**Short problem**
Below is a block of records; reproduce all of them exactly and leave out any pictures.

[Data entries for graphics]

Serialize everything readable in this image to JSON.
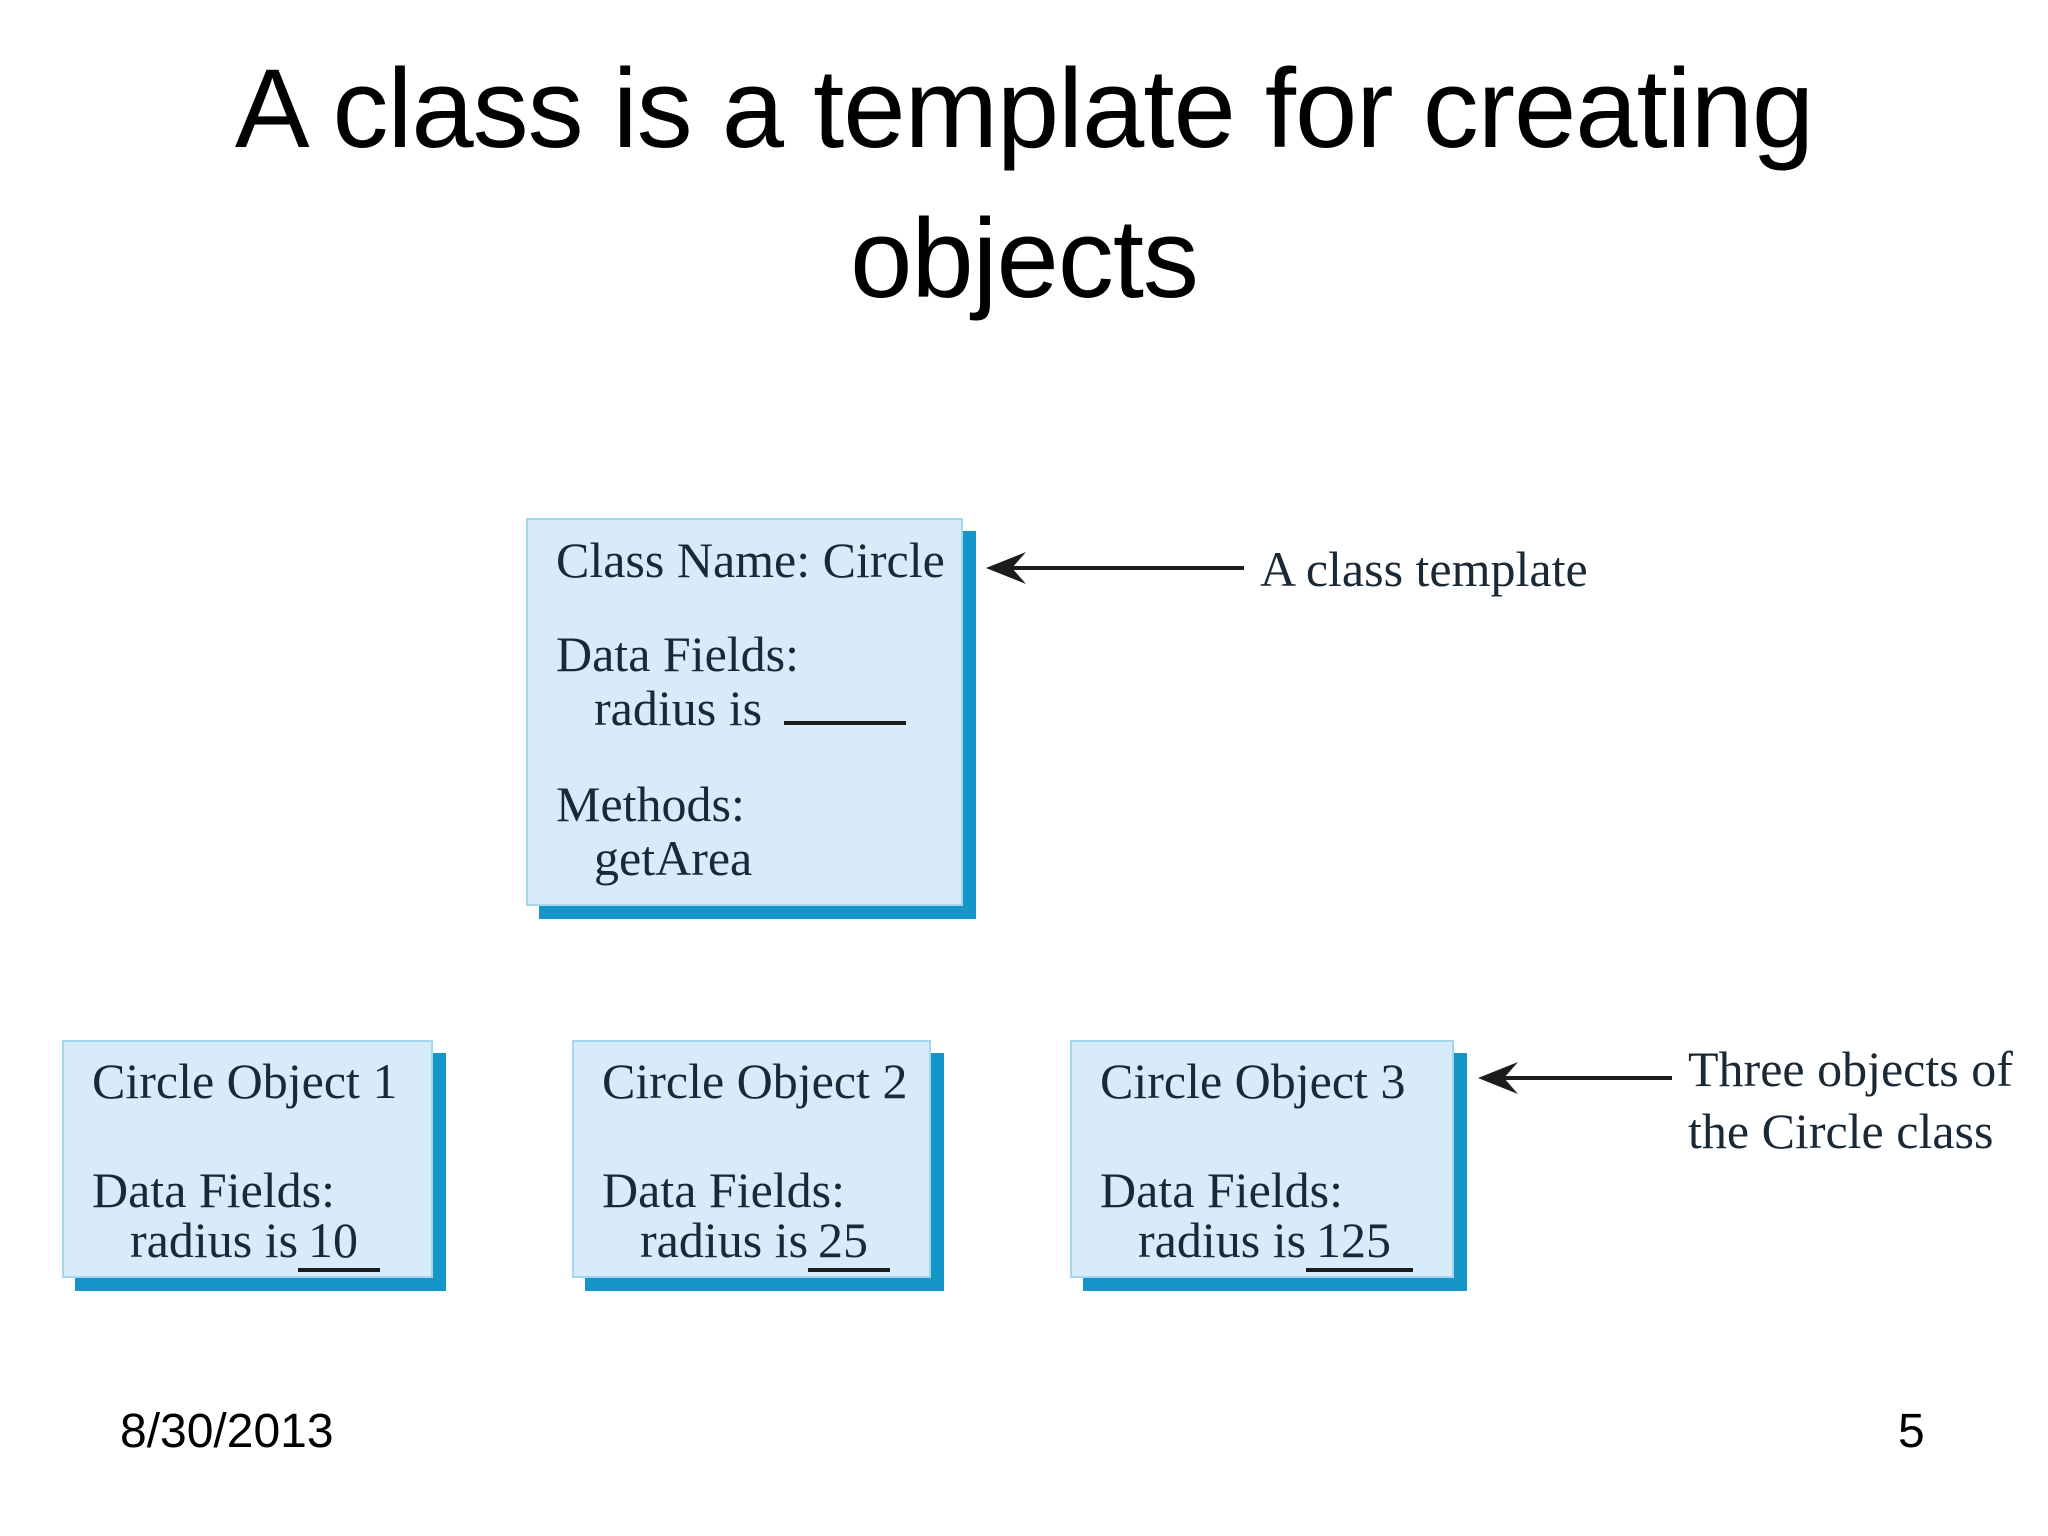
{
  "title": {
    "line1": "A class is a template for creating",
    "line2": "objects"
  },
  "class_box": {
    "name": "Class Name: Circle",
    "data_fields_label": "Data Fields:",
    "radius_label": "radius is",
    "radius_value": "",
    "methods_label": "Methods:",
    "method": "getArea"
  },
  "object_boxes": [
    {
      "title": "Circle Object 1",
      "data_fields_label": "Data Fields:",
      "radius_label": "radius is",
      "radius_value": "10"
    },
    {
      "title": "Circle Object 2",
      "data_fields_label": "Data Fields:",
      "radius_label": "radius is",
      "radius_value": "25"
    },
    {
      "title": "Circle Object 3",
      "data_fields_label": "Data Fields:",
      "radius_label": "radius is",
      "radius_value": "125"
    }
  ],
  "annotations": {
    "class_template": "A class template",
    "objects_line1": "Three objects of",
    "objects_line2": "the Circle class"
  },
  "footer": {
    "date": "8/30/2013",
    "page": "5"
  },
  "colors": {
    "box_fill": "#d7ebfa",
    "box_border": "#a5d6ef",
    "box_shadow": "#1595c8",
    "diagram_text": "#1b2836",
    "arrow": "#1c1c1c",
    "title_text": "#000000"
  }
}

**Solution for this exercise**
Serialize everything readable in this image to JSON.
{
  "title": {
    "line1": "A class is a template for creating",
    "line2": "objects"
  },
  "class_box": {
    "name": "Class Name: Circle",
    "data_fields_label": "Data Fields:",
    "radius_label": "radius is",
    "radius_value": "",
    "methods_label": "Methods:",
    "method": "getArea"
  },
  "object_boxes": [
    {
      "title": "Circle Object 1",
      "data_fields_label": "Data Fields:",
      "radius_label": "radius is",
      "radius_value": "10"
    },
    {
      "title": "Circle Object 2",
      "data_fields_label": "Data Fields:",
      "radius_label": "radius is",
      "radius_value": "25"
    },
    {
      "title": "Circle Object 3",
      "data_fields_label": "Data Fields:",
      "radius_label": "radius is",
      "radius_value": "125"
    }
  ],
  "annotations": {
    "class_template": "A class template",
    "objects_line1": "Three objects of",
    "objects_line2": "the Circle class"
  },
  "footer": {
    "date": "8/30/2013",
    "page": "5"
  },
  "colors": {
    "box_fill": "#d7ebfa",
    "box_border": "#a5d6ef",
    "box_shadow": "#1595c8",
    "diagram_text": "#1b2836",
    "arrow": "#1c1c1c",
    "title_text": "#000000"
  }
}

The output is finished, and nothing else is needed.